- _GIVEN REQUEST_
Copy out all lines carrying the word "对照评分标准".

┌─ THE DATA

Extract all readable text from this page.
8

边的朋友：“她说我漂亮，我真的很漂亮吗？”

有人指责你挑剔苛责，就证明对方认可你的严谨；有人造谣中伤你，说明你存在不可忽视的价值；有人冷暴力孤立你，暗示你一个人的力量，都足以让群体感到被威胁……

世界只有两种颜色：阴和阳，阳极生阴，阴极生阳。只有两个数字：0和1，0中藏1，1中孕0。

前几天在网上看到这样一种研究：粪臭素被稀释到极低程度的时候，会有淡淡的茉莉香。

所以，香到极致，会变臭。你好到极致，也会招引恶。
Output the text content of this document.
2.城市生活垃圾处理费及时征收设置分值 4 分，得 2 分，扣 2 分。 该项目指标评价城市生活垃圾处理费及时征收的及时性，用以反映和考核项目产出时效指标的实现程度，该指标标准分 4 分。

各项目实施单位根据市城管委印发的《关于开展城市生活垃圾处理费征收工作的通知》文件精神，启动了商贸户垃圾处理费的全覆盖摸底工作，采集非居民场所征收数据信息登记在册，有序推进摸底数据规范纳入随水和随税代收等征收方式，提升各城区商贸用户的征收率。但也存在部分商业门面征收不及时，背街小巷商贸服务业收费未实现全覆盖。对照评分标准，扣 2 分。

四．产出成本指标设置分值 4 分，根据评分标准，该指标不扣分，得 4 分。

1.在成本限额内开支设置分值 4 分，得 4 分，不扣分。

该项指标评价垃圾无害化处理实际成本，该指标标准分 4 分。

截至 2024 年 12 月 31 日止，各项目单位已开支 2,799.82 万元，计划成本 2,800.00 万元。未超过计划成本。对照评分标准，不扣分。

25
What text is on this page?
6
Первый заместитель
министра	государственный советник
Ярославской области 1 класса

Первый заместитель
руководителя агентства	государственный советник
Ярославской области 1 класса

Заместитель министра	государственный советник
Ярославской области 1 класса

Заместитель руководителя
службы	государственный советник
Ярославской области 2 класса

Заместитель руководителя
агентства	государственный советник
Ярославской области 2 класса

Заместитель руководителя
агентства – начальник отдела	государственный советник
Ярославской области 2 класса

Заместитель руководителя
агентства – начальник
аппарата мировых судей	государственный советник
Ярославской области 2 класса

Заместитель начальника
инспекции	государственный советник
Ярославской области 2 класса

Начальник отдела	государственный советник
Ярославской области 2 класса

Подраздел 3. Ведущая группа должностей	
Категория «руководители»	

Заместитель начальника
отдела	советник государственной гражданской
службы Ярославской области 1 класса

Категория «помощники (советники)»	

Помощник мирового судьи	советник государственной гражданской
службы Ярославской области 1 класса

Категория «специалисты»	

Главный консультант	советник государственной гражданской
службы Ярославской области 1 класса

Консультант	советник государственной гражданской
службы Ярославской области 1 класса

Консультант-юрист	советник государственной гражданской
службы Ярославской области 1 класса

└─

- _EXERCISE RESULT_
各项目实施单位根据市城管委印发的《关于开展城市生活垃圾处理费征收工作的通知》文件精神，启动了商贸户垃圾处理费的全覆盖摸底工作，采集非居民场所征收数据信息登记在册，有序推进摸底数据规范纳入随水和随税代收等征收方式，提升各城区商贸用户的征收率。但也存在部分商业门面征收不及时，背街小巷商贸服务业收费未实现全覆盖。对照评分标准，扣 2 分。
截至 2024 年 12 月 31 日止，各项目单位已开支 2,799.82 万元，计划成本 2,800.00 万元。未超过计划成本。对照评分标准，不扣分。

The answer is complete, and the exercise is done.